**Exercise:** Every entry must be echoed exactly.

Data entries
## start

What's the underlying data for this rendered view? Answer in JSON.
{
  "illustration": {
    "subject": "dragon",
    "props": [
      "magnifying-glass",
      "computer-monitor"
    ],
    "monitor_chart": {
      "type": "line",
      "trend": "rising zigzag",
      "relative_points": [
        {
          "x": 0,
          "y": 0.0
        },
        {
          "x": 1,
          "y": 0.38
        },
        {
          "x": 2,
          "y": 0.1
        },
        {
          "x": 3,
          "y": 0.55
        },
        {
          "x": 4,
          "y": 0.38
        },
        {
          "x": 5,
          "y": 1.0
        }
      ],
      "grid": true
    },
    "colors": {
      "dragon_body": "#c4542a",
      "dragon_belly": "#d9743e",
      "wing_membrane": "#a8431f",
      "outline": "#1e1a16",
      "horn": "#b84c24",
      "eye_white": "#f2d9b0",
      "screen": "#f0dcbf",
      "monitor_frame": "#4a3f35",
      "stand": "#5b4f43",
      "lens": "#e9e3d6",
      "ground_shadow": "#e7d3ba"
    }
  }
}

## end

**Written response:**
What's the underlying data for this rendered view? Answer in JSON.
{
  "illustration": {
    "subject": "dragon",
    "props": [
      "magnifying-glass",
      "computer-monitor"
    ],
    "monitor_chart": {
      "type": "line",
      "trend": "rising zigzag",
      "relative_points": [
        {
          "x": 0,
          "y": 0.0
        },
        {
          "x": 1,
          "y": 0.38
        },
        {
          "x": 2,
          "y": 0.1
        },
        {
          "x": 3,
          "y": 0.55
        },
        {
          "x": 4,
          "y": 0.38
        },
        {
          "x": 5,
          "y": 1.0
        }
      ],
      "grid": true
    },
    "colors": {
      "dragon_body": "#c4542a",
      "dragon_belly": "#d9743e",
      "wing_membrane": "#a8431f",
      "outline": "#1e1a16",
      "horn": "#b84c24",
      "eye_white": "#f2d9b0",
      "screen": "#f0dcbf",
      "monitor_frame": "#4a3f35",
      "stand": "#5b4f43",
      "lens": "#e9e3d6",
      "ground_shadow": "#e7d3ba"
    }
  }
}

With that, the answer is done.